第二章 大理石の山 、環境 、切り出す人たち

第三章 大理石にいのちを吹き込む人たち

第四章 大理石のテーブル

 

大理石の物語 第一章

ヨーロッパの人と街と大理石と

 

ケルン大聖堂     代表的なゴシック様式の教会です

1248年に始まり600年もの歳月を掛けて造り上げられたヨーロッパの人の魂。

心の底の深い所から揺さぶられます。

ケルンメッセ

ケルン国際家具見本市が1月に開催されました。世界50の国から1300社以上の一流メーカーが出展するインターナショナルファニチュアーフェアー

フランスNo.1 ロゼ社のブースです。ここは4月のミラノサローネには出展しません。何故ならば 彼らはプライド高いフランス人ですから。

イタリアを代表する最高級ソファーメーカーです。

イタリア人同士でしょう、FIAT500という可愛い車にこのメーカーの高級革を張った特別仕様車を日本で出していました。価格は普通でした。買った人は100万円は得しています。余計なことですが。

FIAT500:イタリアの街で一番見かける車で 小さいけれど元気に走り回っています。ドイツでもたくさん走っていました。

フィアットごひゃくと呼ばないで下さい。イタリア人は ただ  チンクエチェント(500)と言っています。

(2019年1月18日夜、ピサの路地裏で)

ケルンの中央駅に輝くオーデコロン(ケルンの水)

この光景 好きです。

フランクフルト駅のフランクフルトソーセージ屋さん

 

アルプスは今、雪に覆われています。

今からイタリアです。

━━━━━━━━━━

**練習課題**
1. 大理石とヨーロッパの街についての抜粋に出てくる章の見出しを、章番号とあわせてすべて挙げてください。
2. 大理石とヨーロッパの街についての抜粋によると、ケルン大聖堂の建設は何年に始まりましたか。

━━━━━━━━━━

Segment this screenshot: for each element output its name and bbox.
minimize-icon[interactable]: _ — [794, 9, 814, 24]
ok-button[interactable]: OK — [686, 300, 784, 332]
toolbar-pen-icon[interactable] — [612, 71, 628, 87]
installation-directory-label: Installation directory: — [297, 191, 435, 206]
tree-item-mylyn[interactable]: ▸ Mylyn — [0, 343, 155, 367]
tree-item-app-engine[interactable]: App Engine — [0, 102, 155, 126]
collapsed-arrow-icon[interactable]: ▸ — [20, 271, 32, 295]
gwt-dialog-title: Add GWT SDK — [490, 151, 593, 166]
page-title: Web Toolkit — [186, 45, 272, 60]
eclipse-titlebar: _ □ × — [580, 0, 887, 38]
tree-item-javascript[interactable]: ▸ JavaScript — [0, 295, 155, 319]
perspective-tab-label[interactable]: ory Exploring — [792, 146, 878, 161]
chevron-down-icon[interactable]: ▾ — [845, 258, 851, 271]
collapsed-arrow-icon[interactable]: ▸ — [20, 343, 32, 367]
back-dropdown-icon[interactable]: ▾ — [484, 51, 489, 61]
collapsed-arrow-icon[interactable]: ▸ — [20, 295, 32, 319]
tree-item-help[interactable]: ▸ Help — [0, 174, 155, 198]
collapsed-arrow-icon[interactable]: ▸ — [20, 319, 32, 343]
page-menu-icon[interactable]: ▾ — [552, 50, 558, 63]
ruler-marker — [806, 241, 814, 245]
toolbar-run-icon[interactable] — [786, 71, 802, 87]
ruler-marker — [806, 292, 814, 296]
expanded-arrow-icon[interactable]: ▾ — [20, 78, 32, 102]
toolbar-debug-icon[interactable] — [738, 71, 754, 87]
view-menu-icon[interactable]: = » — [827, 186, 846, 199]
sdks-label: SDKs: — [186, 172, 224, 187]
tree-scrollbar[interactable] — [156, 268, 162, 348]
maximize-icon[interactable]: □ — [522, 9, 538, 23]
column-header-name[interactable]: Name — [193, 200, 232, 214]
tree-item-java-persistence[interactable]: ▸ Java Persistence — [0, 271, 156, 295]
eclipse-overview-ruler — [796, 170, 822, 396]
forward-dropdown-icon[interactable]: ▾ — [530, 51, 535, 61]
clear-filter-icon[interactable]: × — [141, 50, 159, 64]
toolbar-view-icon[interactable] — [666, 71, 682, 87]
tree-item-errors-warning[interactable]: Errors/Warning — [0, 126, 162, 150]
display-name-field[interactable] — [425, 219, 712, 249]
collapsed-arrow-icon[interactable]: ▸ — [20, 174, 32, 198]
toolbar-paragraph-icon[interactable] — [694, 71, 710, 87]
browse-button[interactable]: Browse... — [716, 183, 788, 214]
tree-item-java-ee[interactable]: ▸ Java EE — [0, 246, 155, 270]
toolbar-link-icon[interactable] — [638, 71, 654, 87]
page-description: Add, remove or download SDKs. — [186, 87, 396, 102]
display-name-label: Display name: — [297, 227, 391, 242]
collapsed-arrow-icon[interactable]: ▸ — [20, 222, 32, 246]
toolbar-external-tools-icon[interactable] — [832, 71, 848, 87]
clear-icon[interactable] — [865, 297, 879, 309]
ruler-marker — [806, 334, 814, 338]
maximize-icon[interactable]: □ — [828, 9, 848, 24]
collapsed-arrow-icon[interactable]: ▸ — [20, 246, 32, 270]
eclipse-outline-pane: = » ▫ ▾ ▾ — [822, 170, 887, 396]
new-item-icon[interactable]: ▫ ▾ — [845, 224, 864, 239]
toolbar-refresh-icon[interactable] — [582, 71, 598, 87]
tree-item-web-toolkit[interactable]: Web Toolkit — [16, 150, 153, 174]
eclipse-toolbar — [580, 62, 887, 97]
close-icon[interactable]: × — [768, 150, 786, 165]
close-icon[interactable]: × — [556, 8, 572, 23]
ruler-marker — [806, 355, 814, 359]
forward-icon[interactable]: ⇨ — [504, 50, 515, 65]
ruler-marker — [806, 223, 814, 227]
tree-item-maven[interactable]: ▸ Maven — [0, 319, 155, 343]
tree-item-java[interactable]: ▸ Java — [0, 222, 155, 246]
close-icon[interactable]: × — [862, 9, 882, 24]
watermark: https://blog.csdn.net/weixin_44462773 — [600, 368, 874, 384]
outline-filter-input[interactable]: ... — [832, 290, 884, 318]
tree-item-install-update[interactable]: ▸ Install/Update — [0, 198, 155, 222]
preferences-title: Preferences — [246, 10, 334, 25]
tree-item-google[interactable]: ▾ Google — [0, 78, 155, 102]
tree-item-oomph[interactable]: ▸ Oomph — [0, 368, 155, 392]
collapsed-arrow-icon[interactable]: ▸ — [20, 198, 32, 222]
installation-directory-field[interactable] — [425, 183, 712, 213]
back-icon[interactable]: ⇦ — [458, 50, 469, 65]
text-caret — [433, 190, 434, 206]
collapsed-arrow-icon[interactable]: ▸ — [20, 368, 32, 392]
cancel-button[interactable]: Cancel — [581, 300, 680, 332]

━━━━━━━━━━

**解答**
1.
・第一章　ヨーロッパの人と街と大理石と
・第二章　大理石の山、環境、切り出す人たち
・第三章　大理石にいのちを吹き込む人たち
・第四章　大理石のテーブル

2. 1248年に始まりました。